### WHAT IS NEEDED:
Tally the lines holding the string "Aceh" and reply with that number alone.

○ ○ ○ ○ ○

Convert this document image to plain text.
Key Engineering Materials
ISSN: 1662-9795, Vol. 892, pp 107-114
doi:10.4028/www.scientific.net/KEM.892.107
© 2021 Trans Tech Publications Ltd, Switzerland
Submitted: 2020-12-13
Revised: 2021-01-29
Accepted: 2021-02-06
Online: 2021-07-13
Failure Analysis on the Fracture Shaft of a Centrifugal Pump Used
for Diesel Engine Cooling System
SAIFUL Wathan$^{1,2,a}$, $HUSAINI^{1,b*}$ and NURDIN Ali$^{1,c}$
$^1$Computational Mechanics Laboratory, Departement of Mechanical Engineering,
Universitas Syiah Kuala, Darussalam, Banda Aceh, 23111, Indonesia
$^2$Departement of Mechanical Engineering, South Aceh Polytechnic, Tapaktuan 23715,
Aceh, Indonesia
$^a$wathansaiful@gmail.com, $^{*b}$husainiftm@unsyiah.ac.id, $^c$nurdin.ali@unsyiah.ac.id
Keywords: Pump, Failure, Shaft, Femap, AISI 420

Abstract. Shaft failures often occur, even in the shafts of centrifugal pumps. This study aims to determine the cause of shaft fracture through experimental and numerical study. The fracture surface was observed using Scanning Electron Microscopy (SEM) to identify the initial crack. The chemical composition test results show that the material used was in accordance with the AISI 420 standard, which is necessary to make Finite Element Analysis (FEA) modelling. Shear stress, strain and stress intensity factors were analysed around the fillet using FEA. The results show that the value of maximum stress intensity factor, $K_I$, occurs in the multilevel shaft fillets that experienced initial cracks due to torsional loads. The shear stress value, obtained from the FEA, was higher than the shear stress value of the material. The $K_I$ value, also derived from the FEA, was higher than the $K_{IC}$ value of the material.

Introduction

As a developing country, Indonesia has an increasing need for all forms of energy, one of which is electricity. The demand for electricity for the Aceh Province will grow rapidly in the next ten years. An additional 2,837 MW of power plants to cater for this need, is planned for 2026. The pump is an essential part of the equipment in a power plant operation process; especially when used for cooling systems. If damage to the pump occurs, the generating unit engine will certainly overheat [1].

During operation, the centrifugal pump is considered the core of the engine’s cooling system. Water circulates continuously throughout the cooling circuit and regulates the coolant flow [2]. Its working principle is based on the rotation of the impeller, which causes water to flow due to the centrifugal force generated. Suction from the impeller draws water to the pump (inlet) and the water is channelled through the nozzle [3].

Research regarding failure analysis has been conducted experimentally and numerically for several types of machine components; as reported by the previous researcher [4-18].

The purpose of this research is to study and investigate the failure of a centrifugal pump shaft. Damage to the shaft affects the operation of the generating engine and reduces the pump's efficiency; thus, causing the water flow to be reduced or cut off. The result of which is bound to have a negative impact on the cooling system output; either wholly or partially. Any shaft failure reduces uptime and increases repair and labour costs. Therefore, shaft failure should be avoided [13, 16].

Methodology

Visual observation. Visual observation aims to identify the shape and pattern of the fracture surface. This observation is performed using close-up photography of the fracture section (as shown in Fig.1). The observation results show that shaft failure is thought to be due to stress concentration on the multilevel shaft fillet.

○ ○ ○ ○ ○

### ANSWER TO THE EXERCISE:
4